== Task material

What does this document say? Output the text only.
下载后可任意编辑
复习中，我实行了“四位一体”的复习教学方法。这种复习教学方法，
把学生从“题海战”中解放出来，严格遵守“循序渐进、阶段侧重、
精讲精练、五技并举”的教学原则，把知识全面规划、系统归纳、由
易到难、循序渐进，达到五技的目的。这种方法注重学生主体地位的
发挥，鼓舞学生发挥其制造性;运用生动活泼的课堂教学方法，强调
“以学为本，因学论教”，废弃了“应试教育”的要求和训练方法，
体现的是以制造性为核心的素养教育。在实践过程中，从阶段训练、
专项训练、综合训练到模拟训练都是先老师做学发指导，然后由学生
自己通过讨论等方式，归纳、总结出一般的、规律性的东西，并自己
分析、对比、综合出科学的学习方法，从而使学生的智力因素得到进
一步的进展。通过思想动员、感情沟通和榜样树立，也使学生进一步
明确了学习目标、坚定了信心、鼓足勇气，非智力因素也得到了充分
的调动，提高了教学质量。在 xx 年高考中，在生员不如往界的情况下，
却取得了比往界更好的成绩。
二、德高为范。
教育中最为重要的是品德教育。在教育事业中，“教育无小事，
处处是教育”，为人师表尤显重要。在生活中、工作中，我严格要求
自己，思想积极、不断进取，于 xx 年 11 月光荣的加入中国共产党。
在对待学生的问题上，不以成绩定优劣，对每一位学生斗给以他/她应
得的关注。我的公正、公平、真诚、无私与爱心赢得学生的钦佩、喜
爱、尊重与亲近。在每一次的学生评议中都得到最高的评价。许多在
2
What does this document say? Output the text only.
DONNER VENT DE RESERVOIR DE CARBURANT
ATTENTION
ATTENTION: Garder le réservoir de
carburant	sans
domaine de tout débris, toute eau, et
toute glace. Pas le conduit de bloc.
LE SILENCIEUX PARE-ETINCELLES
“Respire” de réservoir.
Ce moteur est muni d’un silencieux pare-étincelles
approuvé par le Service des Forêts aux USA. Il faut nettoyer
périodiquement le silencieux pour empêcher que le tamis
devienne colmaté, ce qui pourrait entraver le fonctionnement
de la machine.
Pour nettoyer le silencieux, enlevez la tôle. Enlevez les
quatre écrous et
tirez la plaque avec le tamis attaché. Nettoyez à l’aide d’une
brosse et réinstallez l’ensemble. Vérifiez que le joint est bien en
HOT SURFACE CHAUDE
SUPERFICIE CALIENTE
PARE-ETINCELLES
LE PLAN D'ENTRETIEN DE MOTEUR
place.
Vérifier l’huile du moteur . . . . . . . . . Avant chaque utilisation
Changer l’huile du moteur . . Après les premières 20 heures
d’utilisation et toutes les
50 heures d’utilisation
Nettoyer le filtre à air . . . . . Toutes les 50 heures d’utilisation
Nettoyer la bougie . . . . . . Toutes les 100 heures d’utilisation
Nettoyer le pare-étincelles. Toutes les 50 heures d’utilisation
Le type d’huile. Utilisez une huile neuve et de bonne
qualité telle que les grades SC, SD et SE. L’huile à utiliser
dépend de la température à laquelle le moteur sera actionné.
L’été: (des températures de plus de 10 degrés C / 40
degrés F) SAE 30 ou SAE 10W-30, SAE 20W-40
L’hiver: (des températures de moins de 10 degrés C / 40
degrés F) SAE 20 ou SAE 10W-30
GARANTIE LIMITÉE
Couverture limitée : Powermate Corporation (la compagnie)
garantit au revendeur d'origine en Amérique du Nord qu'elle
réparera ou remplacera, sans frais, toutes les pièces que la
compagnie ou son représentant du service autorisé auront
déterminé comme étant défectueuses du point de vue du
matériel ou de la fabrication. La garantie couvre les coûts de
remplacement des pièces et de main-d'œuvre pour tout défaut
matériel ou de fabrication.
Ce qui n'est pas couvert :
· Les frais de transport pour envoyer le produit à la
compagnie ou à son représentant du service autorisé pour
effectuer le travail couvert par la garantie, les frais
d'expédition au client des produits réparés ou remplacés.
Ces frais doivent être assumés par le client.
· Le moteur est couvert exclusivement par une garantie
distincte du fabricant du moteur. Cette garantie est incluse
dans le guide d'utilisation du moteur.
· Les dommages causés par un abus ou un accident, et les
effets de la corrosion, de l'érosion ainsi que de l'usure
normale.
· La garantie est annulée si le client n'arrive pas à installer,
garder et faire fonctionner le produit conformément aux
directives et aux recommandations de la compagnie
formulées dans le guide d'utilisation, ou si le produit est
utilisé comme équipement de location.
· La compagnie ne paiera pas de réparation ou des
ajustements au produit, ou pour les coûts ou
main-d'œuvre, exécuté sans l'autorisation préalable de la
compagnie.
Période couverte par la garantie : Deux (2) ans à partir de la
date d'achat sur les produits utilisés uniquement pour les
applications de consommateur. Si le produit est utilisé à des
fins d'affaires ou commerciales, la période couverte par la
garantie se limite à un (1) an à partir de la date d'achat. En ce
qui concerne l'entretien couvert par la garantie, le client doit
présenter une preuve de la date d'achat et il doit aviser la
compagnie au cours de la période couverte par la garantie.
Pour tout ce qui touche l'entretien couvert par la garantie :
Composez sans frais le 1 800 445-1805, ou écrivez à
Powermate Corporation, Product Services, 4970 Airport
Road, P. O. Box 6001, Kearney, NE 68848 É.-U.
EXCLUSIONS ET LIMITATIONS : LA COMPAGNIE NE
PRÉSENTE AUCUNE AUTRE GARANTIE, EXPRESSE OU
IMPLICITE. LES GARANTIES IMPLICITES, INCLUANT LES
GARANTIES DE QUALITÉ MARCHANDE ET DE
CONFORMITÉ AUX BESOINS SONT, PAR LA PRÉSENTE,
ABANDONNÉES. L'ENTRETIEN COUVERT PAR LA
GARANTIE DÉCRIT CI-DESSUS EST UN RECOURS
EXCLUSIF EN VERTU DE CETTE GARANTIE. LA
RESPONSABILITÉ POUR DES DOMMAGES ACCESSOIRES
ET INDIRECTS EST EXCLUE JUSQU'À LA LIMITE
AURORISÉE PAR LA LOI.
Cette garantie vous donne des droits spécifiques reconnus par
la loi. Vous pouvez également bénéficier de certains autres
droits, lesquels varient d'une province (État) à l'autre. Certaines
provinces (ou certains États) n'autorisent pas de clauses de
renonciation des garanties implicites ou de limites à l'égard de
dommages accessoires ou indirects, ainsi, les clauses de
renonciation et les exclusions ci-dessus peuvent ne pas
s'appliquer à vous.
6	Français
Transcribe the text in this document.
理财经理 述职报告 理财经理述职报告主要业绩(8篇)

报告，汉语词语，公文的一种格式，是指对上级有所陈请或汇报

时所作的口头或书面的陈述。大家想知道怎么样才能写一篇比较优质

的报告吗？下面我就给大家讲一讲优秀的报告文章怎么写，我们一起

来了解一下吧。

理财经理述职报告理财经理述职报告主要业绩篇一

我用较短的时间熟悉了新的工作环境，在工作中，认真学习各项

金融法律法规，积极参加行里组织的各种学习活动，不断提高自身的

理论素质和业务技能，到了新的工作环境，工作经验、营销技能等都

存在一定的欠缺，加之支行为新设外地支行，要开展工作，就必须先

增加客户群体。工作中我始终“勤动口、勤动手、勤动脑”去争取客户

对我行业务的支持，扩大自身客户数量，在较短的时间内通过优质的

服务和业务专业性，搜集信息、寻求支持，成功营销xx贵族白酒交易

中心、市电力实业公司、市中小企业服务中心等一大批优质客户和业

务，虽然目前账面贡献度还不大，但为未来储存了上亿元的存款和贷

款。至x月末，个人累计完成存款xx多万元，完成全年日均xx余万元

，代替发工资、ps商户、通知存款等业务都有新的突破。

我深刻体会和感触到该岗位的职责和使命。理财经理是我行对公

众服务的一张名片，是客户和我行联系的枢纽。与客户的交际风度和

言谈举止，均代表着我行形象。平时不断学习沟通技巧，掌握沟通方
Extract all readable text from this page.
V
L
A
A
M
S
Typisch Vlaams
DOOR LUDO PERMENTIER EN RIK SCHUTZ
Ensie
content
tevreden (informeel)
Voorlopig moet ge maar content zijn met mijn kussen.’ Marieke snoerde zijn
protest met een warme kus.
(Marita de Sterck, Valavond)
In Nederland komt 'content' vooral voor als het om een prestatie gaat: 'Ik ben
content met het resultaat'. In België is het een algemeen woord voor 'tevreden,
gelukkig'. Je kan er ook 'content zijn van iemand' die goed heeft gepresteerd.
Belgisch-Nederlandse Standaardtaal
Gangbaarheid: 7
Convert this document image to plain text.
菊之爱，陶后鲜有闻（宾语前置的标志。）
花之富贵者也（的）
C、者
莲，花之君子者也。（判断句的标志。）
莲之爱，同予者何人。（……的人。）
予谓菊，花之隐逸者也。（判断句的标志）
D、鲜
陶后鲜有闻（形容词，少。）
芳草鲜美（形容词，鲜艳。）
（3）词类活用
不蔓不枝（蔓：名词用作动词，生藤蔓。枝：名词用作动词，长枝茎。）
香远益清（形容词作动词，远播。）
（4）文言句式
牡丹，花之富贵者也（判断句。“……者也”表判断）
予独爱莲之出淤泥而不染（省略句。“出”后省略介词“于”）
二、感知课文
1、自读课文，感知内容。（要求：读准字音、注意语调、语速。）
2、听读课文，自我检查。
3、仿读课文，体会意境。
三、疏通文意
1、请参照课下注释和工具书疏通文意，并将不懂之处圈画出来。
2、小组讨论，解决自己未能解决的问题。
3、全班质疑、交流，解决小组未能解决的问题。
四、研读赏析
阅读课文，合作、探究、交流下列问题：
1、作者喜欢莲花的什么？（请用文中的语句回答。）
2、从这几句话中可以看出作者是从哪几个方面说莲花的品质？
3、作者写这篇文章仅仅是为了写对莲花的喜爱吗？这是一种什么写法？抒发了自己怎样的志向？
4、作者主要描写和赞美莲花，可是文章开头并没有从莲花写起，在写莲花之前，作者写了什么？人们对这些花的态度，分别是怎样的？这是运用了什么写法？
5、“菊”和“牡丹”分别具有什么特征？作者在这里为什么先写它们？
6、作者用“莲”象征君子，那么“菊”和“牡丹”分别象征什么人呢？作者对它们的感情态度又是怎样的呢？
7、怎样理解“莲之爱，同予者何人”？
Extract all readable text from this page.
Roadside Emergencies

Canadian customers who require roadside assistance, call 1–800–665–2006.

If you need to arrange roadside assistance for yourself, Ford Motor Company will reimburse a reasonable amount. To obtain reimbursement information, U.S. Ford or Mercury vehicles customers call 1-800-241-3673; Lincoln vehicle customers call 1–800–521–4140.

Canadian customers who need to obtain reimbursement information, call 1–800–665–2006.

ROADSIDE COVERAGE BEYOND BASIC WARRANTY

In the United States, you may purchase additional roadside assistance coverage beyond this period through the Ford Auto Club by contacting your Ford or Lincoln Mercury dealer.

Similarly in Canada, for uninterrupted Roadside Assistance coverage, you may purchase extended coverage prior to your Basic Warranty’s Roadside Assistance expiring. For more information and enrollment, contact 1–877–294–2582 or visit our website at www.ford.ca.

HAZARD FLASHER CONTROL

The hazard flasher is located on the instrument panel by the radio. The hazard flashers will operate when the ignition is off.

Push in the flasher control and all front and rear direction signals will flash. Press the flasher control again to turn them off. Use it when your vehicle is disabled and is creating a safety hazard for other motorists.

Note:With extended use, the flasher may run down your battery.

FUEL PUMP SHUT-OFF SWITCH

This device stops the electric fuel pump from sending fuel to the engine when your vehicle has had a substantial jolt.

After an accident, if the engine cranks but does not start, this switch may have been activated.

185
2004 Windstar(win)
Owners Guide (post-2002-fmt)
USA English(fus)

====

What you have to do -> Gather from the data above every line with the string "document".

In response ->
What does this document say? Output the text only.
What does this document say? Output the text only.
Transcribe the text in this document.
Convert this document image to plain text.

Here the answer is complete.